_What is expected_. Which of the lines below hold "Angaben"? Please return each one.

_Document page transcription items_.
Segment Open

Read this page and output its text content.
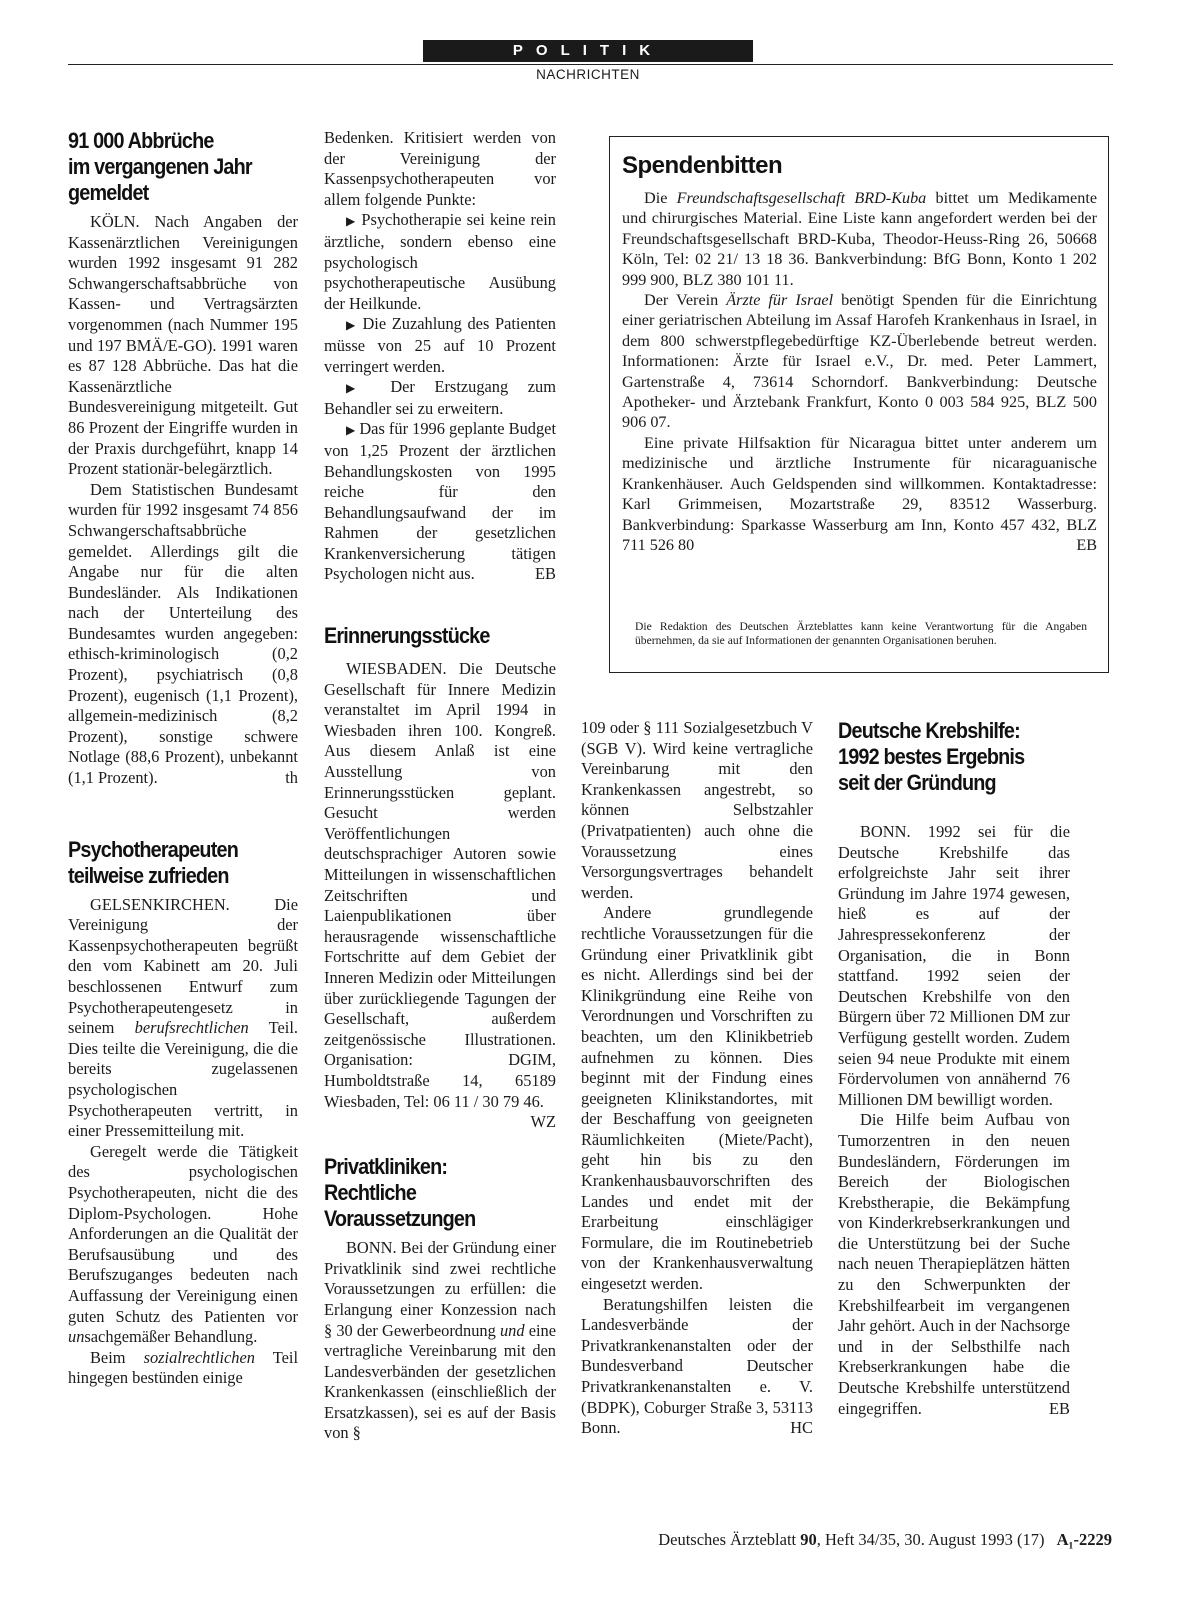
POLITIK
NACHRICHTEN
91 000 Abbrüche
im vergangenen Jahr
gemeldet

KÖLN. Nach Angaben der Kassenärztlichen Vereinigungen wurden 1992 insgesamt 91 282 Schwangerschaftsabbrüche von Kassen- und Vertragsärzten vorgenommen (nach Nummer 195 und 197 BMÄ/E-GO). 1991 waren es 87 128 Abbrüche. Das hat die Kassenärztliche Bundesvereinigung mitgeteilt. Gut 86 Prozent der Eingriffe wurden in der Praxis durchgeführt, knapp 14 Prozent stationär-belegärztlich.

Dem Statistischen Bundesamt wurden für 1992 insgesamt 74 856 Schwangerschaftsabbrüche gemeldet. Allerdings gilt die Angabe nur für die alten Bundesländer. Als Indikationen nach der Unterteilung des Bundesamtes wurden angegeben: ethisch-kriminologisch (0,2 Prozent), psychiatrisch (0,8 Prozent), eugenisch (1,1 Prozent), allgemein-medizinisch (8,2 Prozent), sonstige schwere Notlage (88,6 Prozent), unbekannt (1,1 Prozent).	th

Psychotherapeuten
teilweise zufrieden

GELSENKIRCHEN. Die Vereinigung der Kassenpsychotherapeuten begrüßt den vom Kabinett am 20. Juli beschlossenen Entwurf zum Psychotherapeutengesetz in seinem berufsrechtlichen Teil. Dies teilte die Vereinigung, die die bereits zugelassenen psychologischen Psychotherapeuten vertritt, in einer Pressemitteilung mit.

Geregelt werde die Tätigkeit des psychologischen Psychotherapeuten, nicht die des Diplom-Psychologen. Hohe Anforderungen an die Qualität der Berufsausübung und des Berufszuganges bedeuten nach Auffassung der Vereinigung einen guten Schutz des Patienten vor unsachgemäßer Behandlung.

Beim sozialrechtlichen Teil hingegen bestünden einige

Bedenken. Kritisiert werden von der Vereinigung der Kassenpsychotherapeuten vor allem folgende Punkte:

▶ Psychotherapie sei keine rein ärztliche, sondern ebenso eine psychologisch psychotherapeutische Ausübung der Heilkunde.

▶ Die Zuzahlung des Patienten müsse von 25 auf 10 Prozent verringert werden.

▶ Der Erstzugang zum Behandler sei zu erweitern.

▶ Das für 1996 geplante Budget von 1,25 Prozent der ärztlichen Behandlungskosten von 1995 reiche für den Behandlungsaufwand der im Rahmen der gesetzlichen Krankenversicherung tätigen Psychologen nicht aus.	EB

Erinnerungsstücke

WIESBADEN. Die Deutsche Gesellschaft für Innere Medizin veranstaltet im April 1994 in Wiesbaden ihren 100. Kongreß. Aus diesem Anlaß ist eine Ausstellung von Erinnerungsstücken geplant. Gesucht werden Veröffentlichungen deutschsprachiger Autoren sowie Mitteilungen in wissenschaftlichen Zeitschriften und Laienpublikationen über herausragende wissenschaftliche Fortschritte auf dem Gebiet der Inneren Medizin oder Mitteilungen über zurückliegende Tagungen der Gesellschaft, außerdem zeitgenössische Illustrationen. Organisation: DGIM, Humboldtstraße 14, 65189 Wiesbaden, Tel: 06 11 / 30 79 46.
WZ

Privatkliniken:
Rechtliche
Voraussetzungen

BONN. Bei der Gründung einer Privatklinik sind zwei rechtliche Voraussetzungen zu erfüllen: die Erlangung einer Konzession nach § 30 der Gewerbeordnung und eine vertragliche Vereinbarung mit den Landesverbänden der gesetzlichen Krankenkassen (einschließlich der Ersatzkassen), sei es auf der Basis von §

Spendenbitten

Die Freundschaftsgesellschaft BRD-Kuba bittet um Medikamente und chirurgisches Material. Eine Liste kann angefordert werden bei der Freundschaftsgesellschaft BRD-Kuba, Theodor-Heuss-Ring 26, 50668 Köln, Tel: 02 21/ 13 18 36. Bankverbindung: BfG Bonn, Konto 1 202 999 900, BLZ 380 101 11.

Der Verein Ärzte für Israel benötigt Spenden für die Einrichtung einer geriatrischen Abteilung im Assaf Harofeh Krankenhaus in Israel, in dem 800 schwerstpflegebedürftige KZ-Überlebende betreut werden. Informationen: Ärzte für Israel e.V., Dr. med. Peter Lammert, Gartenstraße 4, 73614 Schorndorf. Bankverbindung: Deutsche Apotheker- und Ärztebank Frankfurt, Konto 0 003 584 925, BLZ 500 906 07.

Eine private Hilfsaktion für Nicaragua bittet unter anderem um medizinische und ärztliche Instrumente für nicaraguanische Krankenhäuser. Auch Geldspenden sind willkommen. Kontaktadresse: Karl Grimmeisen, Mozartstraße 29, 83512 Wasserburg. Bankverbindung: Sparkasse Wasserburg am Inn, Konto 457 432, BLZ 711 526 80	EB

Die Redaktion des Deutschen Ärzteblattes kann keine Verantwortung für die Angaben übernehmen, da sie auf Informationen der genannten Organisationen beruhen.

109 oder § 111 Sozialgesetzbuch V (SGB V). Wird keine vertragliche Vereinbarung mit den Krankenkassen angestrebt, so können Selbstzahler (Privatpatienten) auch ohne die Voraussetzung eines Versorgungsvertrages behandelt werden.

Andere grundlegende rechtliche Voraussetzungen für die Gründung einer Privatklinik gibt es nicht. Allerdings sind bei der Klinikgründung eine Reihe von Verordnungen und Vorschriften zu beachten, um den Klinikbetrieb aufnehmen zu können. Dies beginnt mit der Findung eines geeigneten Klinikstandortes, mit der Beschaffung von geeigneten Räumlichkeiten (Miete/Pacht), geht hin bis zu den Krankenhausbauvorschriften des Landes und endet mit der Erarbeitung einschlägiger Formulare, die im Routinebetrieb von der Krankenhausverwaltung eingesetzt werden.

Beratungshilfen leisten die Landesverbände der Privatkrankenanstalten oder der Bundesverband Deutscher Privatkrankenanstalten e. V. (BDPK), Coburger Straße 3, 53113 Bonn.	HC

Deutsche Krebshilfe:
1992 bestes Ergebnis
seit der Gründung

BONN. 1992 sei für die Deutsche Krebshilfe das erfolgreichste Jahr seit ihrer Gründung im Jahre 1974 gewesen, hieß es auf der Jahrespressekonferenz der Organisation, die in Bonn stattfand. 1992 seien der Deutschen Krebshilfe von den Bürgern über 72 Millionen DM zur Verfügung gestellt worden. Zudem seien 94 neue Produkte mit einem Fördervolumen von annähernd 76 Millionen DM bewilligt worden.

Die Hilfe beim Aufbau von Tumorzentren in den neuen Bundesländern, Förderungen im Bereich der Biologischen Krebstherapie, die Bekämpfung von Kinderkrebserkrankungen und die Unterstützung bei der Suche nach neuen Therapieplätzen hätten zu den Schwerpunkten der Krebshilfearbeit im vergangenen Jahr gehört. Auch in der Nachsorge und in der Selbsthilfe nach Krebserkrankungen habe die Deutsche Krebshilfe unterstützend eingegriffen.	EB

Deutsches Ärzteblatt 90, Heft 34/35, 30. August 1993 (17) A₁-2229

Segment Closed

_Solution to the exercise_.
KÖLN. Nach Angaben der Kassenärztlichen Vereinigungen wurden 1992 insgesamt 91 282 Schwangerschaftsabbrüche von Kassen- und Vertragsärzten vorgenommen (nach Nummer 195 und 197 BMÄ/E-GO). 1991 waren es 87 128 Abbrüche. Das hat die Kassenärztliche Bundesvereinigung mitgeteilt. Gut 86 Prozent der Eingriffe wurden in der Praxis durchgeführt, knapp 14 Prozent stationär-belegärztlich.
Die Redaktion des Deutschen Ärzteblattes kann keine Verantwortung für die Angaben übernehmen, da sie auf Informationen der genannten Organisationen beruhen.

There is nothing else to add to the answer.